→ **Records for the exercise**:

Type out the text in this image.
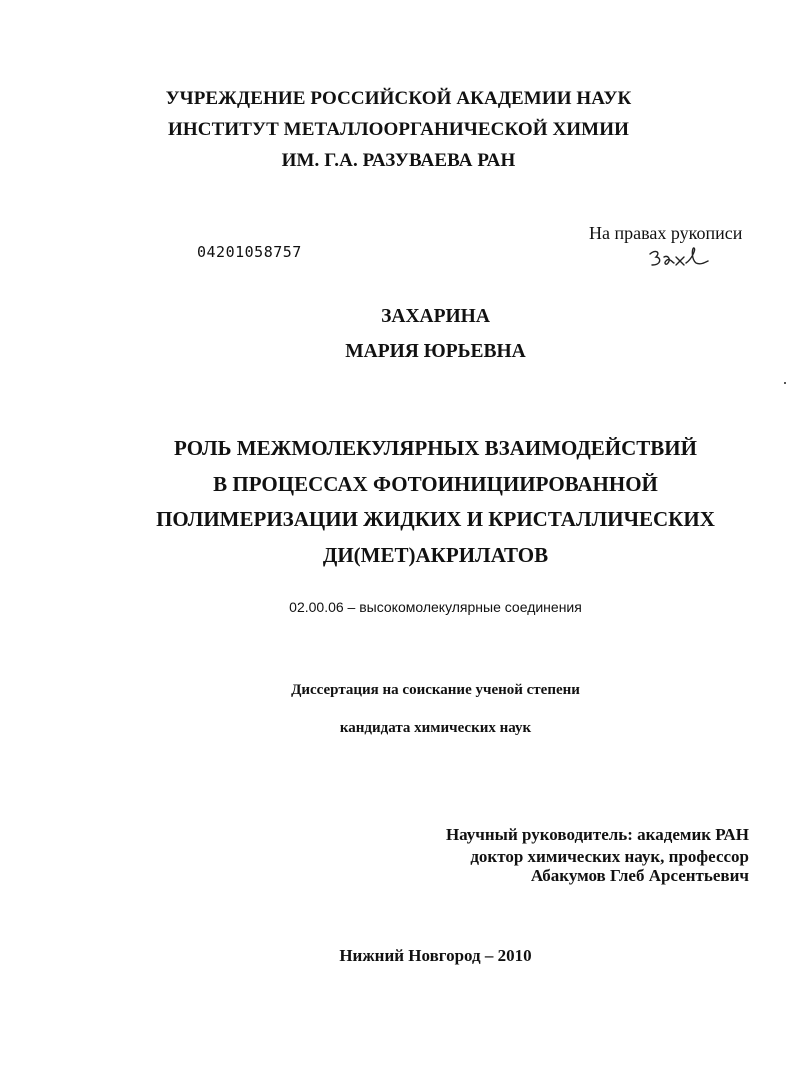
УЧРЕЖДЕНИЕ РОССИЙСКОЙ АКАДЕМИИ НАУК
ИНСТИТУТ МЕТАЛЛООРГАНИЧЕСКОЙ ХИМИИ
ИМ. Г.А. РАЗУВАЕВА РАН
На правах рукописи
04201058757
ЗАХАРИНА
МАРИЯ ЮРЬЕВНА
РОЛЬ МЕЖМОЛЕКУЛЯРНЫХ ВЗАИМОДЕЙСТВИЙ
В ПРОЦЕССАХ ФОТОИНИЦИИРОВАННОЙ
ПОЛИМЕРИЗАЦИИ ЖИДКИХ И КРИСТАЛЛИЧЕСКИХ
ДИ(МЕТ)АКРИЛАТОВ
02.00.06 – высокомолекулярные соединения
Диссертация на соискание ученой степени
кандидата химических наук
Научный руководитель: академик РАН
доктор химических наук, профессор
Абакумов Глеб Арсентьевич
Нижний Новгород – 2010
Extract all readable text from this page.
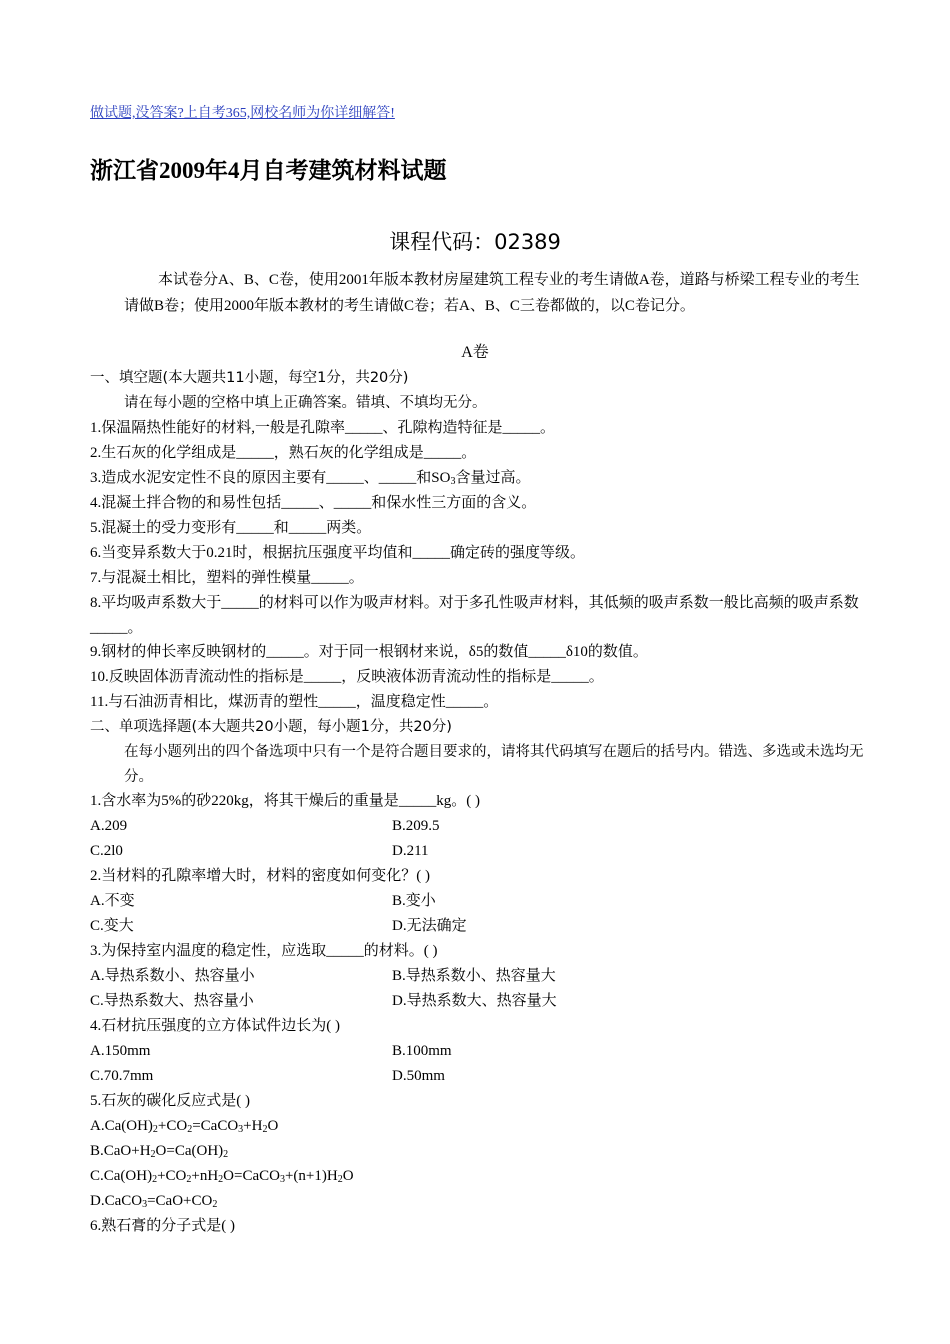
做试题,没答案?上自考365,网校名师为你详细解答!
浙江省2009年4月自考建筑材料试题
课程代码：02389
本试卷分A、B、C卷，使用2001年版本教材房屋建筑工程专业的考生请做A卷，道路与桥梁工程专业的考生请做B卷；使用2000年版本教材的考生请做C卷；若A、B、C三卷都做的，以C卷记分。
A卷
一、填空题(本大题共11小题，每空1分，共20分)
请在每小题的空格中填上正确答案。错填、不填均无分。
1.保温隔热性能好的材料,一般是孔隙率_____、孔隙构造特征是_____。
2.生石灰的化学组成是_____，熟石灰的化学组成是_____。
3.造成水泥安定性不良的原因主要有_____、_____和$SO_3$含量过高。
4.混凝土拌合物的和易性包括_____、_____和保水性三方面的含义。
5.混凝土的受力变形有_____和_____两类。
6.当变异系数大于0.21时，根据抗压强度平均值和_____确定砖的强度等级。
7.与混凝土相比，塑料的弹性模量_____。
8.平均吸声系数大于_____的材料可以作为吸声材料。对于多孔性吸声材料，其低频的吸声系数一般比高频的吸声系数_____。
9.钢材的伸长率反映钢材的_____。对于同一根钢材来说，δ5的数值_____δ10的数值。
10.反映固体沥青流动性的指标是_____，反映液体沥青流动性的指标是_____。
11.与石油沥青相比，煤沥青的塑性_____，温度稳定性_____。
二、单项选择题(本大题共20小题，每小题1分，共20分)
在每小题列出的四个备选项中只有一个是符合题目要求的，请将其代码填写在题后的括号内。错选、多选或未选均无分。
1.含水率为5%的砂220kg，将其干燥后的重量是_____kg。( )
A.209	B.209.5
C.2l0	D.211
2.当材料的孔隙率增大时，材料的密度如何变化？( )
A.不变	B.变小
C.变大	D.无法确定
3.为保持室内温度的稳定性，应选取_____的材料。( )
A.导热系数小、热容量小	B.导热系数小、热容量大
C.导热系数大、热容量小	D.导热系数大、热容量大
4.石材抗压强度的立方体试件边长为( )
A.150mm	B.100mm
C.70.7mm	D.50mm
5.石灰的碳化反应式是( )
$A.Ca(OH)_2+CO_2=CaCO_3+H_2O$
$B.CaO+H_2O=Ca(OH)_2$
$C.Ca(OH)_2+CO_2+nH_2O=CaCO_3+(n+1)H_2O$
$D.CaCO_3=CaO+CO_2$
6.熟石膏的分子式是( )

→ **Written exercise**:
Collect the lines of the data that carry the word "热容量小".

→ **Complete answer**:
A.导热系数小、热容量小	B.导热系数小、热容量大
C.导热系数大、热容量小	D.导热系数大、热容量大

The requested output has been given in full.